SET PROBLEM.
Extract all records. Keep each one exact.

Dataset listings of figures:
:::::

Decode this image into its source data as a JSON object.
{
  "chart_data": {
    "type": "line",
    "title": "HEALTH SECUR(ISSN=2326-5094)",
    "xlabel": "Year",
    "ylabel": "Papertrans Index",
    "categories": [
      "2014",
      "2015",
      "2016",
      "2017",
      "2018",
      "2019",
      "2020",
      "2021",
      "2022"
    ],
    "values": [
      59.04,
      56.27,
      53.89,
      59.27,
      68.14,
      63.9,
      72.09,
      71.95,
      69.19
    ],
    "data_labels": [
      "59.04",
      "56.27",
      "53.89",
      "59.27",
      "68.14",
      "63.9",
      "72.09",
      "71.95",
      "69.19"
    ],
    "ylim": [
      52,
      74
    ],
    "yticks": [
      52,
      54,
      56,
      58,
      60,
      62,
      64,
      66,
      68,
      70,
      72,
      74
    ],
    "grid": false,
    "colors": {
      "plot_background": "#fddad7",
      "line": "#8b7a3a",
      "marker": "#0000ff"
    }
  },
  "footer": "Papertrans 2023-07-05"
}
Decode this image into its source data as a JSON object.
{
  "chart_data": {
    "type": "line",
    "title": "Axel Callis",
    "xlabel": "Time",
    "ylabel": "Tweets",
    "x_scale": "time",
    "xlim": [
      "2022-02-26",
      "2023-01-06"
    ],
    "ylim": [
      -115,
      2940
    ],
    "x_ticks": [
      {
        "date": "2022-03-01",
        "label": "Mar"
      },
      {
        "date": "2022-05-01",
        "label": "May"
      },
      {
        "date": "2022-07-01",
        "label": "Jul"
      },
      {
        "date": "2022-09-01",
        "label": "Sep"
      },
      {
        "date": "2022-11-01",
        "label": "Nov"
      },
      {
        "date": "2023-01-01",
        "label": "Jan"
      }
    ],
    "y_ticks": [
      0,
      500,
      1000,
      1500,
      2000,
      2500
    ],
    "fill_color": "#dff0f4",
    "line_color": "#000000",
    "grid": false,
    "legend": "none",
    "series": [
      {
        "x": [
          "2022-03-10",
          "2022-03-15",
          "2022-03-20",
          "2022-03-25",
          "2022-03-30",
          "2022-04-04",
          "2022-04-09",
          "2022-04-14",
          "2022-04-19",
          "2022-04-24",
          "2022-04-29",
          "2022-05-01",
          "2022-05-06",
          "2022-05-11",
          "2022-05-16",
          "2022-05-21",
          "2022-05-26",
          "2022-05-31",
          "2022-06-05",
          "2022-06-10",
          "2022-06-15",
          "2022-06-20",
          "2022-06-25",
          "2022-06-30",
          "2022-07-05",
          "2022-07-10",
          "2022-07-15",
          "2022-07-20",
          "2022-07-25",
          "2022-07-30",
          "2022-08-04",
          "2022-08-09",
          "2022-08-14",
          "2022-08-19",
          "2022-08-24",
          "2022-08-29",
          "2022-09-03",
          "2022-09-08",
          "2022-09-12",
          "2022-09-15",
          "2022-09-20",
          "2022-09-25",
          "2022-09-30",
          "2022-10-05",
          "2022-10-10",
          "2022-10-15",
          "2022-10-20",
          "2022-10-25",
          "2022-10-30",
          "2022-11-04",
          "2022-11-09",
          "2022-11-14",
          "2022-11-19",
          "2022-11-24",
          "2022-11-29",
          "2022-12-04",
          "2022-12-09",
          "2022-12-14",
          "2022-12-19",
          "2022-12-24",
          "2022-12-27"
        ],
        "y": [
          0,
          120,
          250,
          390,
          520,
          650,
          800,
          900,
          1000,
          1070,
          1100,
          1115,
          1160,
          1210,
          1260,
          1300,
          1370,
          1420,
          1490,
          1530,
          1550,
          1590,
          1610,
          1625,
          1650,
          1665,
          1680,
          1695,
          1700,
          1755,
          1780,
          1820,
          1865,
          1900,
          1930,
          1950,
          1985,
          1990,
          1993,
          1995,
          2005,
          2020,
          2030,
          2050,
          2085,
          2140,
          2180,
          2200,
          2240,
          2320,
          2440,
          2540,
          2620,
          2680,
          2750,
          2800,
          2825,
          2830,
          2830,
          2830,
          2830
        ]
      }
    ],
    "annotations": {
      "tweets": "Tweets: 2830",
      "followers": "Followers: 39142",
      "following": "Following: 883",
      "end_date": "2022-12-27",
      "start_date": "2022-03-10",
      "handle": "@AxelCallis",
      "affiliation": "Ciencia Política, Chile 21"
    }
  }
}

:::::

FULL RESPONSE.
Decode this image into its source data as a JSON object.
{
  "chart_data": {
    "type": "line",
    "title": "HEALTH SECUR(ISSN=2326-5094)",
    "xlabel": "Year",
    "ylabel": "Papertrans Index",
    "categories": [
      "2014",
      "2015",
      "2016",
      "2017",
      "2018",
      "2019",
      "2020",
      "2021",
      "2022"
    ],
    "values": [
      59.04,
      56.27,
      53.89,
      59.27,
      68.14,
      63.9,
      72.09,
      71.95,
      69.19
    ],
    "data_labels": [
      "59.04",
      "56.27",
      "53.89",
      "59.27",
      "68.14",
      "63.9",
      "72.09",
      "71.95",
      "69.19"
    ],
    "ylim": [
      52,
      74
    ],
    "yticks": [
      52,
      54,
      56,
      58,
      60,
      62,
      64,
      66,
      68,
      70,
      72,
      74
    ],
    "grid": false,
    "colors": {
      "plot_background": "#fddad7",
      "line": "#8b7a3a",
      "marker": "#0000ff"
    }
  },
  "footer": "Papertrans 2023-07-05"
}
Decode this image into its source data as a JSON object.
{
  "chart_data": {
    "type": "line",
    "title": "Axel Callis",
    "xlabel": "Time",
    "ylabel": "Tweets",
    "x_scale": "time",
    "xlim": [
      "2022-02-26",
      "2023-01-06"
    ],
    "ylim": [
      -115,
      2940
    ],
    "x_ticks": [
      {
        "date": "2022-03-01",
        "label": "Mar"
      },
      {
        "date": "2022-05-01",
        "label": "May"
      },
      {
        "date": "2022-07-01",
        "label": "Jul"
      },
      {
        "date": "2022-09-01",
        "label": "Sep"
      },
      {
        "date": "2022-11-01",
        "label": "Nov"
      },
      {
        "date": "2023-01-01",
        "label": "Jan"
      }
    ],
    "y_ticks": [
      0,
      500,
      1000,
      1500,
      2000,
      2500
    ],
    "fill_color": "#dff0f4",
    "line_color": "#000000",
    "grid": false,
    "legend": "none",
    "series": [
      {
        "x": [
          "2022-03-10",
          "2022-03-15",
          "2022-03-20",
          "2022-03-25",
          "2022-03-30",
          "2022-04-04",
          "2022-04-09",
          "2022-04-14",
          "2022-04-19",
          "2022-04-24",
          "2022-04-29",
          "2022-05-01",
          "2022-05-06",
          "2022-05-11",
          "2022-05-16",
          "2022-05-21",
          "2022-05-26",
          "2022-05-31",
          "2022-06-05",
          "2022-06-10",
          "2022-06-15",
          "2022-06-20",
          "2022-06-25",
          "2022-06-30",
          "2022-07-05",
          "2022-07-10",
          "2022-07-15",
          "2022-07-20",
          "2022-07-25",
          "2022-07-30",
          "2022-08-04",
          "2022-08-09",
          "2022-08-14",
          "2022-08-19",
          "2022-08-24",
          "2022-08-29",
          "2022-09-03",
          "2022-09-08",
          "2022-09-12",
          "2022-09-15",
          "2022-09-20",
          "2022-09-25",
          "2022-09-30",
          "2022-10-05",
          "2022-10-10",
          "2022-10-15",
          "2022-10-20",
          "2022-10-25",
          "2022-10-30",
          "2022-11-04",
          "2022-11-09",
          "2022-11-14",
          "2022-11-19",
          "2022-11-24",
          "2022-11-29",
          "2022-12-04",
          "2022-12-09",
          "2022-12-14",
          "2022-12-19",
          "2022-12-24",
          "2022-12-27"
        ],
        "y": [
          0,
          120,
          250,
          390,
          520,
          650,
          800,
          900,
          1000,
          1070,
          1100,
          1115,
          1160,
          1210,
          1260,
          1300,
          1370,
          1420,
          1490,
          1530,
          1550,
          1590,
          1610,
          1625,
          1650,
          1665,
          1680,
          1695,
          1700,
          1755,
          1780,
          1820,
          1865,
          1900,
          1930,
          1950,
          1985,
          1990,
          1993,
          1995,
          2005,
          2020,
          2030,
          2050,
          2085,
          2140,
          2180,
          2200,
          2240,
          2320,
          2440,
          2540,
          2620,
          2680,
          2750,
          2800,
          2825,
          2830,
          2830,
          2830,
          2830
        ]
      }
    ],
    "annotations": {
      "tweets": "Tweets: 2830",
      "followers": "Followers: 39142",
      "following": "Following: 883",
      "end_date": "2022-12-27",
      "start_date": "2022-03-10",
      "handle": "@AxelCallis",
      "affiliation": "Ciencia Política, Chile 21"
    }
  }
}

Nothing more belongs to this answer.